→ Aim of the exercise:
Copy each line in the data that includes the word "מגבול".

→ Data for this task:
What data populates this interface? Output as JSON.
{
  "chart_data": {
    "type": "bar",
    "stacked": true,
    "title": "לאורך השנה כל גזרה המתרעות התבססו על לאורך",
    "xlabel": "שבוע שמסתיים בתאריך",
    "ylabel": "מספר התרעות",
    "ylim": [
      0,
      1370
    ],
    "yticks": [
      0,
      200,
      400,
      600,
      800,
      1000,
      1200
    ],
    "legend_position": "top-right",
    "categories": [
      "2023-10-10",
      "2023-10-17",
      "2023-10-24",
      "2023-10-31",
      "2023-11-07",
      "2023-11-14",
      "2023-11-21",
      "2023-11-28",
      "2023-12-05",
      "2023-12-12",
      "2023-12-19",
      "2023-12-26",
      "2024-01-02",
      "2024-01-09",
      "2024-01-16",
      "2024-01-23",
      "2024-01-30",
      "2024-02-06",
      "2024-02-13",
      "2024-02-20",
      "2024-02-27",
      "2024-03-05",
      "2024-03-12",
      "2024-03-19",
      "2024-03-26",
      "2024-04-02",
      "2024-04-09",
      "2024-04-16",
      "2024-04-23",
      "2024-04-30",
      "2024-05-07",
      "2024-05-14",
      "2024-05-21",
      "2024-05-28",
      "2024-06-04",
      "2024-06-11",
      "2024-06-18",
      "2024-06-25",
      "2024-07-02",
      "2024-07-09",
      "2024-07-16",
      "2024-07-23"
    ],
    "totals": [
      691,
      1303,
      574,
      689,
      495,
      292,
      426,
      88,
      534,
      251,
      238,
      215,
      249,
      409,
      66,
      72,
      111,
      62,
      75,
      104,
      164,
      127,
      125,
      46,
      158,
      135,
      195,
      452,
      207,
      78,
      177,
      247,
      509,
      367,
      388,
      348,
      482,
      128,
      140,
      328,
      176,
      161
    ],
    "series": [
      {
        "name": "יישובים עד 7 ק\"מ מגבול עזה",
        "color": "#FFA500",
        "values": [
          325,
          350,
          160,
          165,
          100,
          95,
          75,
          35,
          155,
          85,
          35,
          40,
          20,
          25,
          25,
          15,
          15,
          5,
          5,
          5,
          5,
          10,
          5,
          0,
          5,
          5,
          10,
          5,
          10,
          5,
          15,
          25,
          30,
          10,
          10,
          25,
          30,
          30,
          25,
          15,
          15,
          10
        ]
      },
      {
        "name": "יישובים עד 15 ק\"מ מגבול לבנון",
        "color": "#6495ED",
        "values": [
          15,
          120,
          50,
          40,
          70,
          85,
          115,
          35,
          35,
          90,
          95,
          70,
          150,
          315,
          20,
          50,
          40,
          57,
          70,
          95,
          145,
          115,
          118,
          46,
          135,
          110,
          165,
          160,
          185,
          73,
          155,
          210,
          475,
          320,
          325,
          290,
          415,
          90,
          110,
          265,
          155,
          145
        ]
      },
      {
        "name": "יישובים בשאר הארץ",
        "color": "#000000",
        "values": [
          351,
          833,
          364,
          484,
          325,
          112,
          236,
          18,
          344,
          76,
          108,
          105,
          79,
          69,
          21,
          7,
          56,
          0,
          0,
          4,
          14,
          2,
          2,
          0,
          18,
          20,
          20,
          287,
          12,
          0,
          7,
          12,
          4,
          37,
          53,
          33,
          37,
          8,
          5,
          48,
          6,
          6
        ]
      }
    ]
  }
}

→ Exercise output:
        "name": "יישובים עד 7 ק\"מ מגבול עזה",
        "name": "יישובים עד 15 ק\"מ מגבול לבנון",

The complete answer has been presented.